(Saved entries)
★ ★ ★

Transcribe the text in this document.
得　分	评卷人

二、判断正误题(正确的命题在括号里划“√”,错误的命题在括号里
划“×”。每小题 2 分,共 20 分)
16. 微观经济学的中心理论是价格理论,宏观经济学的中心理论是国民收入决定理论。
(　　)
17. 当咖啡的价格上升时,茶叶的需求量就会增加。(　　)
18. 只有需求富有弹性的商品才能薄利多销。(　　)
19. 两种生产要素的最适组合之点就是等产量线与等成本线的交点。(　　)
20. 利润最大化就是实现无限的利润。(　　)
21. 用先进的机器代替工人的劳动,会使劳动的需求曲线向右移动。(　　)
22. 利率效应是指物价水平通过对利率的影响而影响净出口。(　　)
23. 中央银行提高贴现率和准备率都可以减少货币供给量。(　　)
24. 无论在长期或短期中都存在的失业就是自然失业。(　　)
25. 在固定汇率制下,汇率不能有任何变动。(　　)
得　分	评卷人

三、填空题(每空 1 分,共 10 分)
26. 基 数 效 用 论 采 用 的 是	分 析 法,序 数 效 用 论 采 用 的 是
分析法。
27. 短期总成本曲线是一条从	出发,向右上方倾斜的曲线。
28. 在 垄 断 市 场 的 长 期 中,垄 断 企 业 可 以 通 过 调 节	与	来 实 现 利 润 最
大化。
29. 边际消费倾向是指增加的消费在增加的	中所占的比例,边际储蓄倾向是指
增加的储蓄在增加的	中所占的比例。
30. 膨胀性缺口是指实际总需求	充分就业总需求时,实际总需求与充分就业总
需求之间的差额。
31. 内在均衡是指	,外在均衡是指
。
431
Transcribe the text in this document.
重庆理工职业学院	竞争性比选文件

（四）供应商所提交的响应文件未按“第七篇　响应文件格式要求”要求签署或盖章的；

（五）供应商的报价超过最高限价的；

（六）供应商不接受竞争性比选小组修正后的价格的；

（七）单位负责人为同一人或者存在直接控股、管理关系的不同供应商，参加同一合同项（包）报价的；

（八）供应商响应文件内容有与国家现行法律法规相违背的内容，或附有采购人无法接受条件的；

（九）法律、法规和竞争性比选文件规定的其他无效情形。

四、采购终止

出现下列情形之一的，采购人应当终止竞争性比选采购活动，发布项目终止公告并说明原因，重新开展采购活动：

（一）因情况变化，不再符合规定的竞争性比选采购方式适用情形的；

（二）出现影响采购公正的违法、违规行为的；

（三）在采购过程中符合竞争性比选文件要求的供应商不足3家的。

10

★ ★ ★

#### EXERCISE DETAILS
Count every line bearing the word "中所占的比例"; report the total only.

#### TASK ANSWER
2